Task prompt: Report how many lines contain "Debt"; state the number and nothing else.

[START OF Records supplied]

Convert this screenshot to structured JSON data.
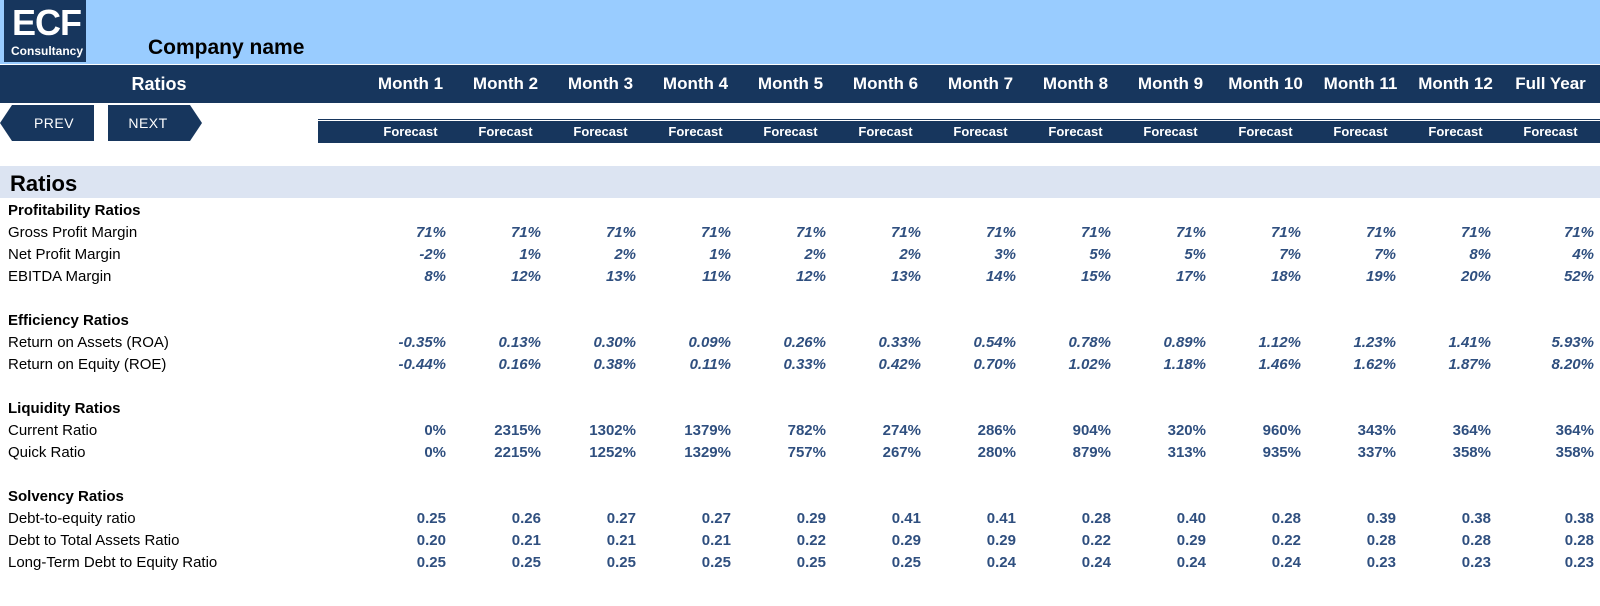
{
  "header": {
    "logo_big": "ECF",
    "logo_small": "Consultancy",
    "company": "Company name",
    "ratios_label": "Ratios",
    "months": [
      "Month 1",
      "Month 2",
      "Month 3",
      "Month 4",
      "Month 5",
      "Month 6",
      "Month 7",
      "Month 8",
      "Month 9",
      "Month 10",
      "Month 11",
      "Month 12",
      "Full Year"
    ],
    "forecast": [
      "Forecast",
      "Forecast",
      "Forecast",
      "Forecast",
      "Forecast",
      "Forecast",
      "Forecast",
      "Forecast",
      "Forecast",
      "Forecast",
      "Forecast",
      "Forecast",
      "Forecast"
    ]
  },
  "nav": {
    "prev": "PREV",
    "next": "NEXT"
  },
  "section_title": "Ratios",
  "groups": {
    "profitability": "Profitability Ratios",
    "efficiency": "Efficiency Ratios",
    "liquidity": "Liquidity Ratios",
    "solvency": "Solvency Ratios"
  },
  "rows": {
    "gpm": {
      "label": "Gross Profit Margin",
      "values": [
        "71%",
        "71%",
        "71%",
        "71%",
        "71%",
        "71%",
        "71%",
        "71%",
        "71%",
        "71%",
        "71%",
        "71%",
        "71%"
      ]
    },
    "npm": {
      "label": "Net Profit Margin",
      "values": [
        "-2%",
        "1%",
        "2%",
        "1%",
        "2%",
        "2%",
        "3%",
        "5%",
        "5%",
        "7%",
        "7%",
        "8%",
        "4%"
      ]
    },
    "ebitda": {
      "label": "EBITDA Margin",
      "values": [
        "8%",
        "12%",
        "13%",
        "11%",
        "12%",
        "13%",
        "14%",
        "15%",
        "17%",
        "18%",
        "19%",
        "20%",
        "52%"
      ]
    },
    "roa": {
      "label": "Return on Assets (ROA)",
      "values": [
        "-0.35%",
        "0.13%",
        "0.30%",
        "0.09%",
        "0.26%",
        "0.33%",
        "0.54%",
        "0.78%",
        "0.89%",
        "1.12%",
        "1.23%",
        "1.41%",
        "5.93%"
      ]
    },
    "roe": {
      "label": "Return on Equity (ROE)",
      "values": [
        "-0.44%",
        "0.16%",
        "0.38%",
        "0.11%",
        "0.33%",
        "0.42%",
        "0.70%",
        "1.02%",
        "1.18%",
        "1.46%",
        "1.62%",
        "1.87%",
        "8.20%"
      ]
    },
    "current": {
      "label": "Current Ratio",
      "values": [
        "0%",
        "2315%",
        "1302%",
        "1379%",
        "782%",
        "274%",
        "286%",
        "904%",
        "320%",
        "960%",
        "343%",
        "364%",
        "364%"
      ]
    },
    "quick": {
      "label": "Quick Ratio",
      "values": [
        "0%",
        "2215%",
        "1252%",
        "1329%",
        "757%",
        "267%",
        "280%",
        "879%",
        "313%",
        "935%",
        "337%",
        "358%",
        "358%"
      ]
    },
    "de": {
      "label": "Debt-to-equity ratio",
      "values": [
        "0.25",
        "0.26",
        "0.27",
        "0.27",
        "0.29",
        "0.41",
        "0.41",
        "0.28",
        "0.40",
        "0.28",
        "0.39",
        "0.38",
        "0.38"
      ]
    },
    "dta": {
      "label": "Debt to Total Assets Ratio",
      "values": [
        "0.20",
        "0.21",
        "0.21",
        "0.21",
        "0.22",
        "0.29",
        "0.29",
        "0.22",
        "0.29",
        "0.22",
        "0.28",
        "0.28",
        "0.28"
      ]
    },
    "ltde": {
      "label": "Long-Term Debt to Equity Ratio",
      "values": [
        "0.25",
        "0.25",
        "0.25",
        "0.25",
        "0.25",
        "0.25",
        "0.24",
        "0.24",
        "0.24",
        "0.24",
        "0.23",
        "0.23",
        "0.23"
      ]
    }
  }
}
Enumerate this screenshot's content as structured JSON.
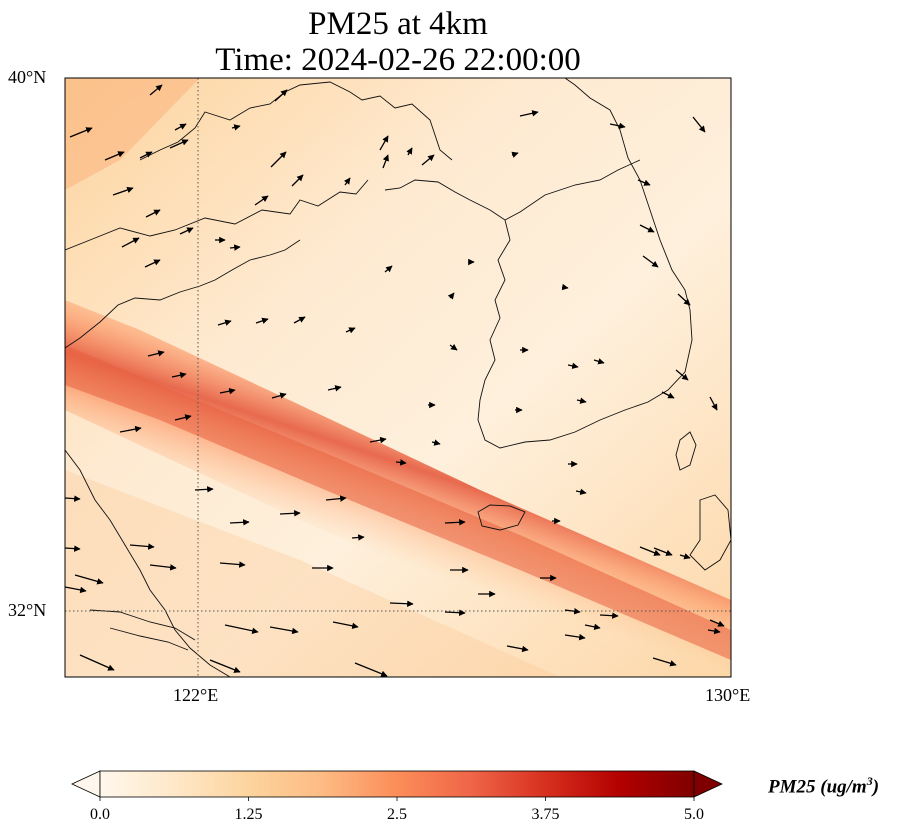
{
  "title_line1": "PM25 at 4km",
  "title_line2": "Time: 2024-02-26 22:00:00",
  "axes": {
    "lat_ticks": [
      {
        "value": 40,
        "label": "40°N"
      },
      {
        "value": 32,
        "label": "32°N"
      }
    ],
    "lon_ticks": [
      {
        "value": 122,
        "label": "122°E"
      },
      {
        "value": 130,
        "label": "130°E"
      }
    ],
    "lon_range": [
      120,
      130
    ],
    "lat_range": [
      31,
      40
    ],
    "gridlines": "dotted"
  },
  "colorbar": {
    "label": "PM25 (ug/m",
    "label_sup": "3",
    "label_close": ")",
    "ticks": [
      "0.0",
      "1.25",
      "2.5",
      "3.75",
      "5.0"
    ],
    "min": 0.0,
    "max": 5.0,
    "colormap": "OrRd",
    "extend": "both",
    "colors": [
      "#fff7ec",
      "#fee8c8",
      "#fdd49e",
      "#fdbb84",
      "#fc8d59",
      "#ef6548",
      "#d7301f",
      "#b30000",
      "#7f0000"
    ]
  },
  "chart_data": {
    "type": "heatmap",
    "title": "PM25 at 4km",
    "subtitle": "Time: 2024-02-26 22:00:00",
    "xlabel": "",
    "ylabel": "",
    "xlim": [
      120,
      130
    ],
    "ylim": [
      31,
      40
    ],
    "colorbar_range": [
      0.0,
      5.0
    ],
    "plume": {
      "description_values": "concentration band along NW-SE diagonal",
      "peak_value": 2.8,
      "background_value": 0.6,
      "points": [
        [
          120.0,
          34.8
        ],
        [
          121.8,
          34.0
        ],
        [
          124.0,
          33.2
        ],
        [
          126.5,
          32.4
        ],
        [
          128.5,
          31.6
        ],
        [
          130.0,
          31.0
        ]
      ]
    },
    "wind_vectors": "arrows indicating wind direction"
  }
}
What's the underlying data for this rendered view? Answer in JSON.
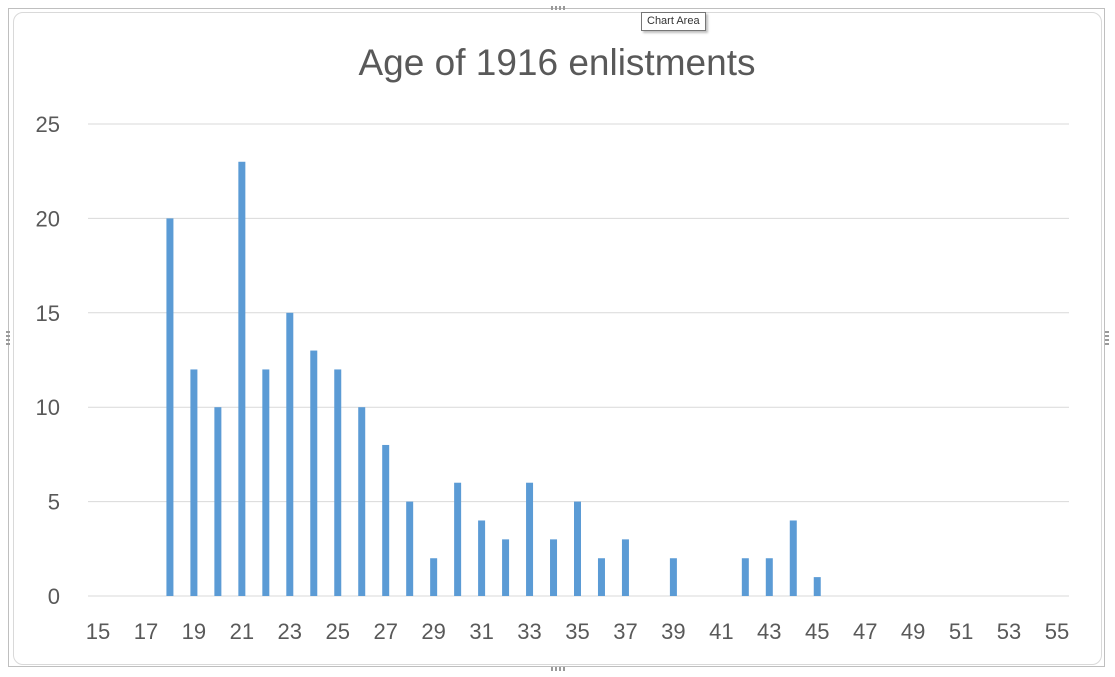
{
  "tooltip": {
    "text": "Chart Area"
  },
  "chart_data": {
    "type": "bar",
    "title": "Age of 1916 enlistments",
    "xlabel": "",
    "ylabel": "",
    "xlim": [
      15,
      55
    ],
    "xticks": [
      15,
      17,
      19,
      21,
      23,
      25,
      27,
      29,
      31,
      33,
      35,
      37,
      39,
      41,
      43,
      45,
      47,
      49,
      51,
      53,
      55
    ],
    "ylim": [
      0,
      25
    ],
    "yticks": [
      0,
      5,
      10,
      15,
      20,
      25
    ],
    "grid": true,
    "legend": "none",
    "bar_color": "#5B9BD5",
    "x": [
      18,
      19,
      20,
      21,
      22,
      23,
      24,
      25,
      26,
      27,
      28,
      29,
      30,
      31,
      32,
      33,
      34,
      35,
      36,
      37,
      39,
      42,
      43,
      44,
      45
    ],
    "values": [
      20,
      12,
      10,
      23,
      12,
      15,
      13,
      12,
      10,
      8,
      5,
      2,
      6,
      4,
      3,
      6,
      3,
      5,
      2,
      3,
      2,
      2,
      2,
      4,
      1
    ]
  }
}
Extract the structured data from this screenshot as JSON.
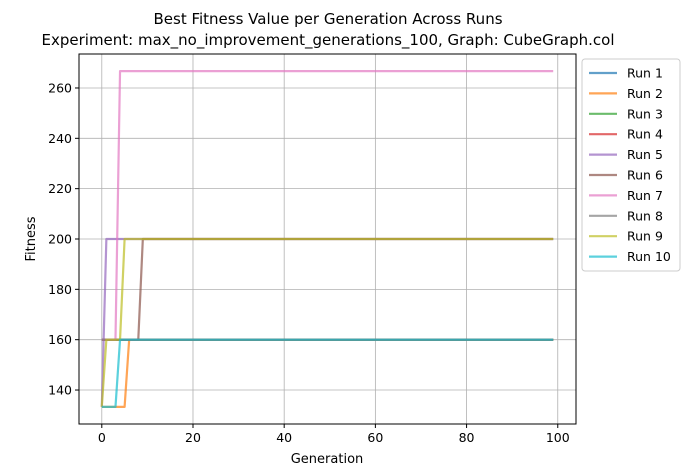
{
  "chart_data": {
    "type": "line",
    "title": "Best Fitness Value per Generation Across Runs",
    "subtitle": "Experiment: max_no_improvement_generations_100, Graph: CubeGraph.col",
    "xlabel": "Generation",
    "ylabel": "Fitness",
    "xlim": [
      -5,
      104
    ],
    "ylim": [
      126.5,
      273.5
    ],
    "xticks": [
      0,
      20,
      40,
      60,
      80,
      100
    ],
    "yticks": [
      140,
      160,
      180,
      200,
      220,
      240,
      260
    ],
    "grid": true,
    "legend_position": "outside-right",
    "series": [
      {
        "name": "Run 1",
        "color": "#1f77b4",
        "points": [
          [
            0,
            160
          ],
          [
            99,
            160
          ]
        ]
      },
      {
        "name": "Run 2",
        "color": "#ff7f0e",
        "points": [
          [
            0,
            133.3
          ],
          [
            5,
            133.3
          ],
          [
            6,
            160
          ],
          [
            99,
            160
          ]
        ]
      },
      {
        "name": "Run 3",
        "color": "#2ca02c",
        "points": [
          [
            0,
            160
          ],
          [
            99,
            160
          ]
        ]
      },
      {
        "name": "Run 4",
        "color": "#d62728",
        "points": [
          [
            0,
            160
          ],
          [
            99,
            160
          ]
        ]
      },
      {
        "name": "Run 5",
        "color": "#9467bd",
        "points": [
          [
            0,
            133.3
          ],
          [
            1,
            200
          ],
          [
            99,
            200
          ]
        ]
      },
      {
        "name": "Run 6",
        "color": "#8c564b",
        "points": [
          [
            0,
            160
          ],
          [
            8,
            160
          ],
          [
            9,
            200
          ],
          [
            99,
            200
          ]
        ]
      },
      {
        "name": "Run 7",
        "color": "#e377c2",
        "points": [
          [
            0,
            160
          ],
          [
            3,
            160
          ],
          [
            4,
            266.7
          ],
          [
            99,
            266.7
          ]
        ]
      },
      {
        "name": "Run 8",
        "color": "#7f7f7f",
        "points": [
          [
            0,
            160
          ],
          [
            99,
            160
          ]
        ]
      },
      {
        "name": "Run 9",
        "color": "#bcbd22",
        "points": [
          [
            0,
            133.3
          ],
          [
            1,
            160
          ],
          [
            4,
            160
          ],
          [
            5,
            200
          ],
          [
            99,
            200
          ]
        ]
      },
      {
        "name": "Run 10",
        "color": "#17becf",
        "points": [
          [
            0,
            133.3
          ],
          [
            3,
            133.3
          ],
          [
            4,
            160
          ],
          [
            99,
            160
          ]
        ]
      }
    ]
  }
}
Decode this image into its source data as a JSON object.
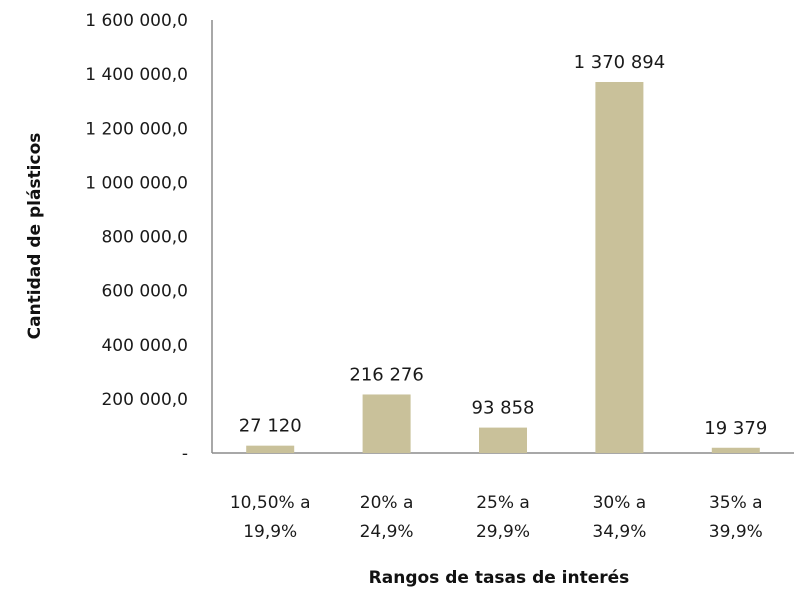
{
  "chart_data": {
    "type": "bar",
    "categories": [
      [
        "10,50% a",
        "19,9%"
      ],
      [
        "20% a",
        "24,9%"
      ],
      [
        "25% a",
        "29,9%"
      ],
      [
        "30% a",
        "34,9%"
      ],
      [
        "35% a",
        "39,9%"
      ]
    ],
    "values": [
      27120,
      216276,
      93858,
      1370894,
      19379
    ],
    "data_labels": [
      "27 120",
      "216 276",
      "93 858",
      "1 370 894",
      "19 379"
    ],
    "ylabel": "Cantidad de plásticos",
    "xlabel": "Rangos de tasas de interés",
    "ylim": [
      0,
      1600000
    ],
    "yticks": [
      0,
      200000,
      400000,
      600000,
      800000,
      1000000,
      1200000,
      1400000,
      1600000
    ],
    "ytick_labels": [
      "-",
      "200 000,0",
      "400 000,0",
      "600 000,0",
      "800 000,0",
      "1 000 000,0",
      "1 200 000,0",
      "1 400 000,0",
      "1 600 000,0"
    ],
    "grid": false,
    "legend": "none",
    "bar_color": "#c9c19a"
  }
}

[END OF Records supplied]

Answer in full: 3